# DOCUMENT EXTRACT
▬▬▬
Plastering over Gypsum Lath (rock lath) you can use any of the following plaster mixes.
Structo-Base Gypsum Plaster rating very good.
Structo- Lite Gypsum Plaster rating excellent.
Red Top Gypsum Plaster rating very good.
Red Top Wood Fiber Plaster rating good.
Structo - Lite is the easiest to work with.
As for sagging in Rock Lath plaster there is no way to correct the sagging you will have to eighter remove it or apply the furring strips & drywall.
Rock Lath has a special paper that has fibers to grab the wet plaster.
Master of Plaster is the best product for skimming Old Plaster, do repairs on old drywall & can be used on new work. I just completed a bathroom 18" X 7' walls & ceiling had no problems & I am 85.
If you need pictures, I will comply.
A good Handbook for products is the USG Gypsum Construction handbook I have a couple dated 1987 if you would like one let Me know.


----------



## ClarenceBauer (Mar 4, 2005)

diyfriend said:


> I actually wanted to ask another question relating to your reply in post Big Ceiling Plaster Patch
> 
> In that post you mention that a bonding agent is required with most products except Master of Plaster and then you go on to say we can also make own recipe of 60 % lime putty 35 % Guaging Plaster & 5 % Moulding Plaster. Will this recipe not need a bonding agent and why?


Master of Plaster does not require a bonding agent.
The Lime Putty- Guaging Plaster & moulding would need one if applied over old work.


----------



## diyfriend (18 d ago)

Another reason I was wanting to learn about the rock-lath installation basics is because I am unable to understand the reason behind sagging pattern on the ceiling.
The ceiling joists are 24" O.C. and the 4' rock lath board is attached with the longer 4' side perpendicular to the joist. 
This means one rock-lath board spans 3 joists. I assume the rock-lath is nailed to the joists at both ends 4' apart AND the middle.
▬▬▬
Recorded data
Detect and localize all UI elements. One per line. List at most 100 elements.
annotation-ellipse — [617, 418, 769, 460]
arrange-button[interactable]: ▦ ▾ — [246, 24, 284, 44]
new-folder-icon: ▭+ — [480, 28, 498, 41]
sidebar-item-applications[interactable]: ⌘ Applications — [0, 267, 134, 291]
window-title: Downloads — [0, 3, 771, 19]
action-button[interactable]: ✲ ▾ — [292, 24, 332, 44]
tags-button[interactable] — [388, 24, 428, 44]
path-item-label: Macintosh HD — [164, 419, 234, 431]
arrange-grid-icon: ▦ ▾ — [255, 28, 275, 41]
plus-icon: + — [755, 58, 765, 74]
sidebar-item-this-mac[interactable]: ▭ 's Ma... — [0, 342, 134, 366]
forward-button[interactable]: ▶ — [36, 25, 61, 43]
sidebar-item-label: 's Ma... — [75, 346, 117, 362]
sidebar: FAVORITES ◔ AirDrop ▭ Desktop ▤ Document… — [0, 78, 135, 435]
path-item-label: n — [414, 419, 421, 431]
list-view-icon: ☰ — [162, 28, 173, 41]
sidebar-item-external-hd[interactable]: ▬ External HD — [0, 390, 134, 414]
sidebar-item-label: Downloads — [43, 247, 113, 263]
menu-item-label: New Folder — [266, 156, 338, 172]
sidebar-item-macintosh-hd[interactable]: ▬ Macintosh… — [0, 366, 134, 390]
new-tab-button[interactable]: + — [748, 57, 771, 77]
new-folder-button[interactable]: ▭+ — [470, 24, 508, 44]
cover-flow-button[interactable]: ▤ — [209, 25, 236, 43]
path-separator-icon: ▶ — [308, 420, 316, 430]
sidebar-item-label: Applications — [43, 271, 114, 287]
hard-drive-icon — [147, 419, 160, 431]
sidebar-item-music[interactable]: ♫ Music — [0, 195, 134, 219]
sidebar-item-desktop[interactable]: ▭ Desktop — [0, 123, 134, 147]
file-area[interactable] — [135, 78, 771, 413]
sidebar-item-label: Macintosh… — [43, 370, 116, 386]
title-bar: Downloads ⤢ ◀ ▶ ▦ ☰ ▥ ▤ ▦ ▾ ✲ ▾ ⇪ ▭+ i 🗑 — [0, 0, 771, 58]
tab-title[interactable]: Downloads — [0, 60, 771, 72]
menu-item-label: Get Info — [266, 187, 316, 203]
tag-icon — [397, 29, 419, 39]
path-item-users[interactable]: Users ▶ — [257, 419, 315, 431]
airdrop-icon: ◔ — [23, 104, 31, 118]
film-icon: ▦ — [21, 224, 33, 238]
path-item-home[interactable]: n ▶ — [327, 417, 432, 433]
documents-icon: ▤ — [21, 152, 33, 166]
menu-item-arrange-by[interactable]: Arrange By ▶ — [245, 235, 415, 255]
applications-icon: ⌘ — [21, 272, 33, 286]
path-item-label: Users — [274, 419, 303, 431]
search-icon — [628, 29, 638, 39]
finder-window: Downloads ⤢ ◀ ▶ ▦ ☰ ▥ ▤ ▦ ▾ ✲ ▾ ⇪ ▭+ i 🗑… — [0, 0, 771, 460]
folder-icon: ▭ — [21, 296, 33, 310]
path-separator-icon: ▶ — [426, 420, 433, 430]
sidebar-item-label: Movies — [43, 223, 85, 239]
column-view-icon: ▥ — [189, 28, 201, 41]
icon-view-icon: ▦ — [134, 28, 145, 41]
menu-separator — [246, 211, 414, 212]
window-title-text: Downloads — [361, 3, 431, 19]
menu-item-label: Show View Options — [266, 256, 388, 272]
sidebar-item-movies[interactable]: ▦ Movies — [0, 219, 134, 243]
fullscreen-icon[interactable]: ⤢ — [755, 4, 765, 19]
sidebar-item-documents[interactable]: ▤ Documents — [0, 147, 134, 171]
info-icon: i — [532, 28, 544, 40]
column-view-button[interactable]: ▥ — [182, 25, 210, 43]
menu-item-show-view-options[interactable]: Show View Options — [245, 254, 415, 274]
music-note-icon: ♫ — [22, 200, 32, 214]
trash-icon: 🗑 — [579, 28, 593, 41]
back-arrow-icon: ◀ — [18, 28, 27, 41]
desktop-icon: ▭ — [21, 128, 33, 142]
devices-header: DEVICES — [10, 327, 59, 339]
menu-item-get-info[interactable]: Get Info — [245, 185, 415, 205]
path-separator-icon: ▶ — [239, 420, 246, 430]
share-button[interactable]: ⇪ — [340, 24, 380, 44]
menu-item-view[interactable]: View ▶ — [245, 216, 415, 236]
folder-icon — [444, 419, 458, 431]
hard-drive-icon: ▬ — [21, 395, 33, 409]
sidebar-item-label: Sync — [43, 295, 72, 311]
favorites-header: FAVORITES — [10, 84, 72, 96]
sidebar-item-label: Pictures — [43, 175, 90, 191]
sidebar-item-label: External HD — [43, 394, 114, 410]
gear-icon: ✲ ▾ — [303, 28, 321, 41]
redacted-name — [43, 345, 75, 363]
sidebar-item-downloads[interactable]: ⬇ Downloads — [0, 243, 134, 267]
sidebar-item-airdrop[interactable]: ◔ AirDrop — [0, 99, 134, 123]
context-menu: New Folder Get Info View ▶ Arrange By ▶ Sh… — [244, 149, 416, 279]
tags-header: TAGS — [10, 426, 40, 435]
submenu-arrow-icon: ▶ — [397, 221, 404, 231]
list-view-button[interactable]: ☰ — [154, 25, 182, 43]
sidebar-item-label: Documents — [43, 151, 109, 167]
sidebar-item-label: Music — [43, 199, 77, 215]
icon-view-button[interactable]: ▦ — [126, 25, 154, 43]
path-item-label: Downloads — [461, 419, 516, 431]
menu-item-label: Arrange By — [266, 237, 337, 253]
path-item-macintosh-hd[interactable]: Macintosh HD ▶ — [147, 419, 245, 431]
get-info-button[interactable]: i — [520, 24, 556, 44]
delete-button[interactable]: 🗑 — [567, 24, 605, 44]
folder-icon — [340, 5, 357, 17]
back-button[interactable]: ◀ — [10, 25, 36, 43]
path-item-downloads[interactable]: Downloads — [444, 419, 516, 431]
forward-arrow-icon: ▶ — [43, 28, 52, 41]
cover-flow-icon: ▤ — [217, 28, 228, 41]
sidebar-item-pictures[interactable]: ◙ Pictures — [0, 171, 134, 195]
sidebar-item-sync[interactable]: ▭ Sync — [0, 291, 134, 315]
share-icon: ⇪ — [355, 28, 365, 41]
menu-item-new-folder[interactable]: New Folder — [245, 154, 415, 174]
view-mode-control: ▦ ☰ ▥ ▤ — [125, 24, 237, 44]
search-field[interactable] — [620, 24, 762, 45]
▬▬▬
# REQUESTS
a: Return the entries line for line, starting with their first line and stopping after the line that contains "sidebar-item-label: 's Ma...", with both of those lines included.
b: Write the next part of the forum thread on plastering over rock lath, starting right after its final sentence.

# RESPONSES FOR EACH TASK
a:
Detect and localize all UI elements. One per line. List at most 100 elements.
annotation-ellipse — [617, 418, 769, 460]
arrange-button[interactable]: ▦ ▾ — [246, 24, 284, 44]
new-folder-icon: ▭+ — [480, 28, 498, 41]
sidebar-item-applications[interactable]: ⌘ Applications — [0, 267, 134, 291]
window-title: Downloads — [0, 3, 771, 19]
action-button[interactable]: ✲ ▾ — [292, 24, 332, 44]
tags-button[interactable] — [388, 24, 428, 44]
path-item-label: Macintosh HD — [164, 419, 234, 431]
arrange-grid-icon: ▦ ▾ — [255, 28, 275, 41]
plus-icon: + — [755, 58, 765, 74]
sidebar-item-this-mac[interactable]: ▭ 's Ma... — [0, 342, 134, 366]
forward-button[interactable]: ▶ — [36, 25, 61, 43]
sidebar-item-label: 's Ma... — [75, 346, 117, 362]

b:
The sagging in every room presents the same pattern with the max sag at the middle of the rock-lath board. I am wondering why is it that only the middle nailing is getting separated and not the ends? If moisture was the cause then the separation could well be at the ends as well?


----------



## ClarenceBauer (Mar 4, 2005)

diyfriend said:


> Another reason I was wanting to learn about the rock-lath installation basics is because I am unable to understand the reason behind sagging pattern on the ceiling.
> The ceiling joists are 24" O.C. and the 4' rock lath board is attached with the longer 4' side perpendicular to the joist.
> This means one rock-lath board spans 3 joists. I assume the rock-lath is nailed to the joists at both ends 4' apart AND the middle.
> 
> The sagging in every room presents the same pattern with the max sag at the middle of the rock-lath board. I am wondering why is it that only the middle nailing is getting separated and not the ends? If moisture was the cause then the separation could well be at the ends as well?


One explanation could be 3/8" rock was used for 24" span it requires 1/2" rock lath.
Also, you may have some clips that were not installed see attach page # 28. ( Bridjoint Clip )
As for only the center sagging it may be the center would carry most of the weight & moisture causes the center nails to pull thru the lath.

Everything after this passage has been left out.